Work instructions:
Present every line in which the string "anderen" appears.

──────── Task input

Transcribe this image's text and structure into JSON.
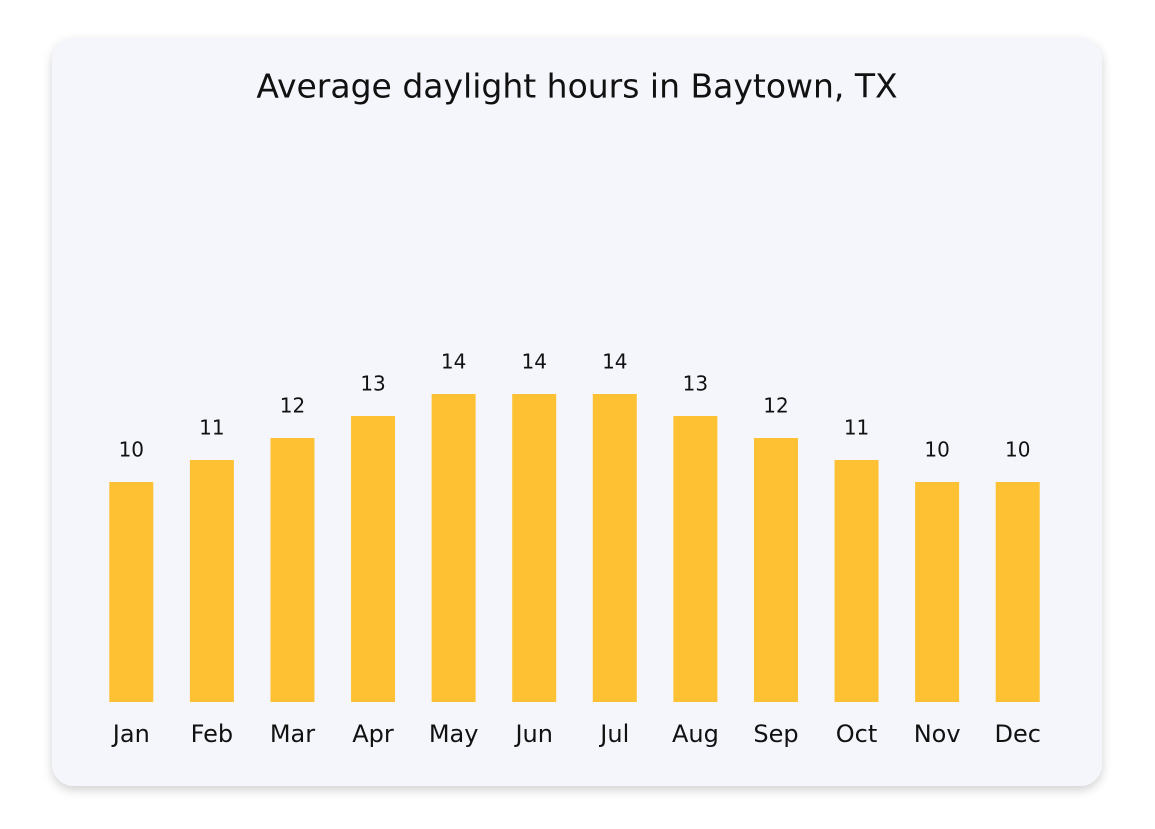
{
  "chart_data": {
    "type": "bar",
    "title": "Average daylight hours in Baytown, TX",
    "categories": [
      "Jan",
      "Feb",
      "Mar",
      "Apr",
      "May",
      "Jun",
      "Jul",
      "Aug",
      "Sep",
      "Oct",
      "Nov",
      "Dec"
    ],
    "values": [
      10,
      11,
      12,
      13,
      14,
      14,
      14,
      13,
      12,
      11,
      10,
      10
    ],
    "color": "#fdc133"
  }
}
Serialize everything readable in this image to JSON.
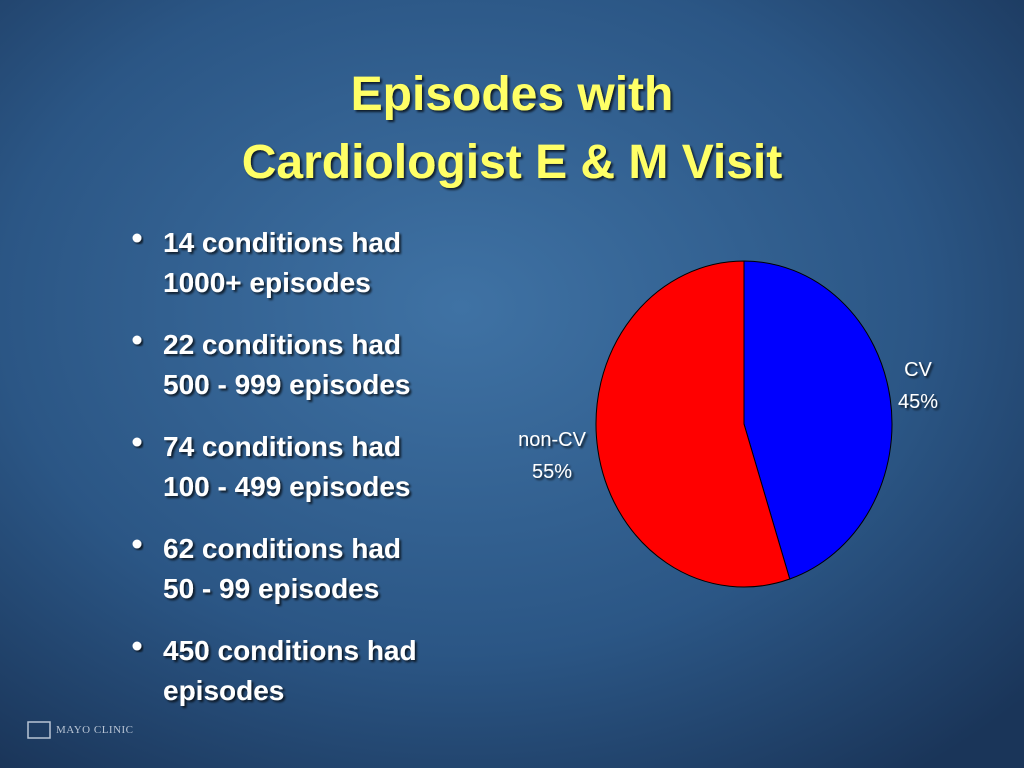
{
  "title": [
    "Episodes with",
    "Cardiologist E & M Visit"
  ],
  "bullets": [
    [
      "14 conditions had",
      "1000+ episodes"
    ],
    [
      "22 conditions had",
      "500 - 999 episodes"
    ],
    [
      "74 conditions had",
      "100 - 499 episodes"
    ],
    [
      "62 conditions had",
      "50 - 99 episodes"
    ],
    [
      "450 conditions had",
      "episodes"
    ]
  ],
  "footer": "MAYO CLINIC",
  "chart_data": {
    "type": "pie",
    "categories": [
      "CV",
      "non-CV"
    ],
    "values": [
      45,
      55
    ],
    "value_labels": [
      "45%",
      "55%"
    ],
    "colors": [
      "#0000ff",
      "#ff0000"
    ]
  }
}
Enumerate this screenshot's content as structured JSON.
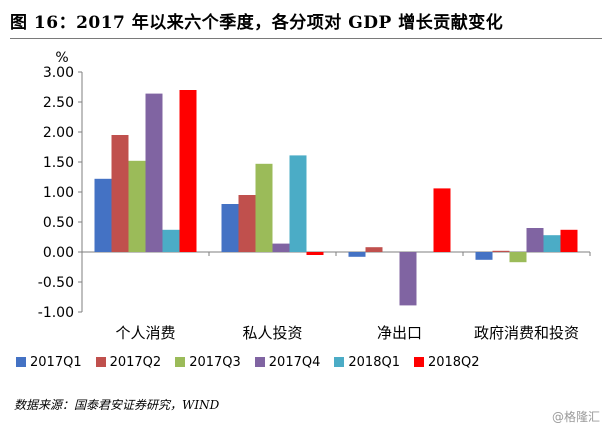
{
  "title": "图 16：2017 年以来六个季度，各分项对 GDP 增长贡献变化",
  "chart_data": {
    "type": "bar",
    "ylabel": "%",
    "ylim": [
      -1.0,
      3.0
    ],
    "yticks": [
      "-1.00",
      "-0.50",
      "0.00",
      "0.50",
      "1.00",
      "1.50",
      "2.00",
      "2.50",
      "3.00"
    ],
    "categories": [
      "个人消费",
      "私人投资",
      "净出口",
      "政府消费和投资"
    ],
    "series": [
      {
        "name": "2017Q1",
        "color": "#4472c4",
        "values": [
          1.22,
          0.8,
          -0.08,
          -0.13
        ]
      },
      {
        "name": "2017Q2",
        "color": "#c0504d",
        "values": [
          1.95,
          0.95,
          0.08,
          0.02
        ]
      },
      {
        "name": "2017Q3",
        "color": "#9bbb59",
        "values": [
          1.52,
          1.47,
          0.0,
          -0.17
        ]
      },
      {
        "name": "2017Q4",
        "color": "#8064a2",
        "values": [
          2.64,
          0.14,
          -0.89,
          0.4
        ]
      },
      {
        "name": "2018Q1",
        "color": "#4bacc6",
        "values": [
          0.37,
          1.61,
          0.0,
          0.28
        ]
      },
      {
        "name": "2018Q2",
        "color": "#ff0000",
        "values": [
          2.7,
          -0.05,
          1.06,
          0.37
        ]
      }
    ],
    "legend_position": "bottom",
    "grid": false
  },
  "source": "数据来源：国泰君安证券研究，WIND",
  "watermark": "@格隆汇"
}
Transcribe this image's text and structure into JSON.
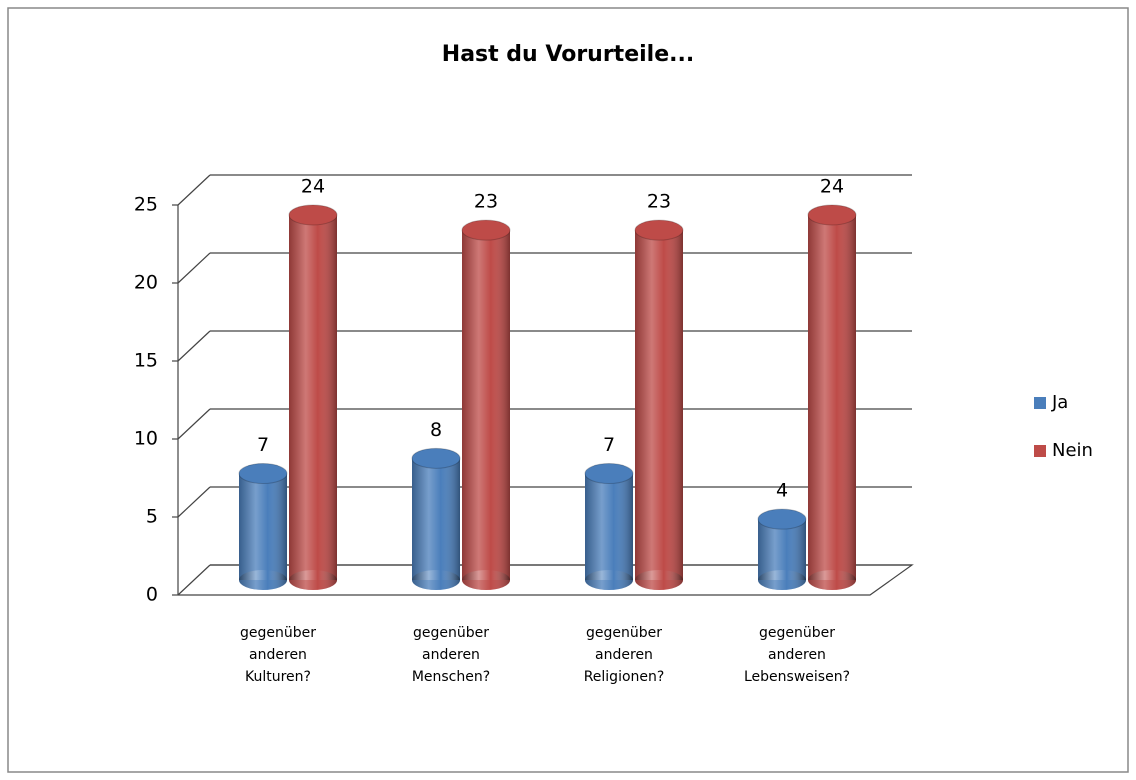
{
  "chart_data": {
    "type": "bar3d",
    "title": "Hast du Vorurteile...",
    "categories": [
      "gegenüber anderen Kulturen?",
      "gegenüber anderen Menschen?",
      "gegenüber anderen Religionen?",
      "gegenüber anderen Lebensweisen?"
    ],
    "series": [
      {
        "name": "Ja",
        "color": "#4a7ebb",
        "values": [
          7,
          8,
          7,
          4
        ]
      },
      {
        "name": "Nein",
        "color": "#be4b48",
        "values": [
          24,
          23,
          23,
          24
        ]
      }
    ],
    "ylim": [
      0,
      25
    ],
    "yticks": [
      0,
      5,
      10,
      15,
      20,
      25
    ],
    "grid": true,
    "legend": "right"
  }
}
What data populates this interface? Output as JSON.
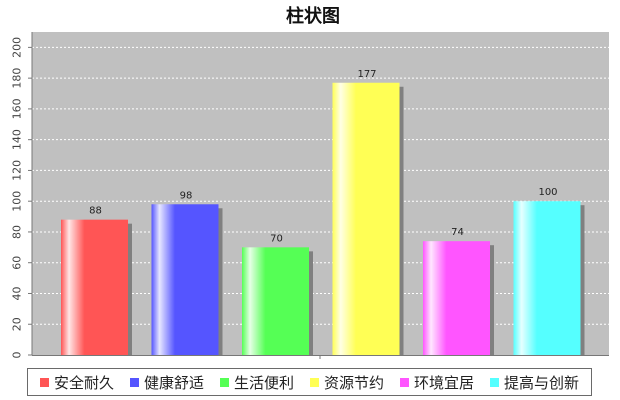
{
  "chart_data": {
    "type": "bar",
    "title": "柱状图",
    "categories": [
      "安全耐久",
      "健康舒适",
      "生活便利",
      "资源节约",
      "环境宜居",
      "提高与创新"
    ],
    "values": [
      88,
      98,
      70,
      177,
      74,
      100
    ],
    "colors": [
      "#ff5555",
      "#5555ff",
      "#55ff55",
      "#ffff55",
      "#ff55ff",
      "#55ffff"
    ],
    "ylim": [
      0,
      210
    ],
    "yticks": [
      0,
      20,
      40,
      60,
      80,
      100,
      120,
      140,
      160,
      180,
      200
    ],
    "grid": true,
    "legend_position": "bottom",
    "background": "#c0c0c0"
  }
}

────────────────

Task response:
      "gegenüber anderen Kulturen?",
      "gegenüber anderen Menschen?",
      "gegenüber anderen Religionen?",
      "gegenüber anderen Lebensweisen?"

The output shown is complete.